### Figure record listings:
-*-
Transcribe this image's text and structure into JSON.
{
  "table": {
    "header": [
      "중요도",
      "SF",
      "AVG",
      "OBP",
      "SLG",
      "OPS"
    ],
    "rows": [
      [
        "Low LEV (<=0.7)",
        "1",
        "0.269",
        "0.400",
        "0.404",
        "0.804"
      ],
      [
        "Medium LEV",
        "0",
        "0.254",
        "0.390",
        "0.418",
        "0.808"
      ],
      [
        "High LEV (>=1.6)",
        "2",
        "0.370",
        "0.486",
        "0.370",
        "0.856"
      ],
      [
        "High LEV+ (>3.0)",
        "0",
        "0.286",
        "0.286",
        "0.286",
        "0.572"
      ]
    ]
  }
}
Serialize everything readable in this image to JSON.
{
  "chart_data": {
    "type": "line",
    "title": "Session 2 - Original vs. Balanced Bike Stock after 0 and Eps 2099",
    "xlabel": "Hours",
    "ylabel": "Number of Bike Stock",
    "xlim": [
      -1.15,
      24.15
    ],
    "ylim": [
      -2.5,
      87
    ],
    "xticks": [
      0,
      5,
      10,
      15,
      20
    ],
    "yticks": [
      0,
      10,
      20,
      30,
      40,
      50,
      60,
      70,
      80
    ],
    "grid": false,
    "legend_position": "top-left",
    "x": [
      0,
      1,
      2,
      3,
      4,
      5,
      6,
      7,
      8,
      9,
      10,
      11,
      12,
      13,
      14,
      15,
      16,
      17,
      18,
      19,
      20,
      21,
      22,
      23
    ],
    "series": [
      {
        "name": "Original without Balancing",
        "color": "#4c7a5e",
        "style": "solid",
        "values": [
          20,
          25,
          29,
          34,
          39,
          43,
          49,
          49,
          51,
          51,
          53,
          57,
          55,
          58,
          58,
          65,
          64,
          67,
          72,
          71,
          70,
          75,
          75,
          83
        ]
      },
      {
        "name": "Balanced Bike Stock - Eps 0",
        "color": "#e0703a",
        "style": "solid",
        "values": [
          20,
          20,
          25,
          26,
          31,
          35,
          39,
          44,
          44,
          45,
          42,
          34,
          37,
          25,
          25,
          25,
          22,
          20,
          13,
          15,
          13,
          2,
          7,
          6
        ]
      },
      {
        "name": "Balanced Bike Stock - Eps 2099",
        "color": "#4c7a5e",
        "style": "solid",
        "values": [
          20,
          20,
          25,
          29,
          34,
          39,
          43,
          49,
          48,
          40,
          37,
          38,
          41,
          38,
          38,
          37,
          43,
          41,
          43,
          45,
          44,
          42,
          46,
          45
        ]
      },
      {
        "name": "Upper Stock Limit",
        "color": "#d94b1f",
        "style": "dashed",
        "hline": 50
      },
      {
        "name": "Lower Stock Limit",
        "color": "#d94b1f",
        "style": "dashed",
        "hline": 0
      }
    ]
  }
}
-*-
### Stated task:
Extract all lines from the data in which "image" is found.

### Answer to this problem:
Transcribe this image's text and structure into JSON.
Serialize everything readable in this image to JSON.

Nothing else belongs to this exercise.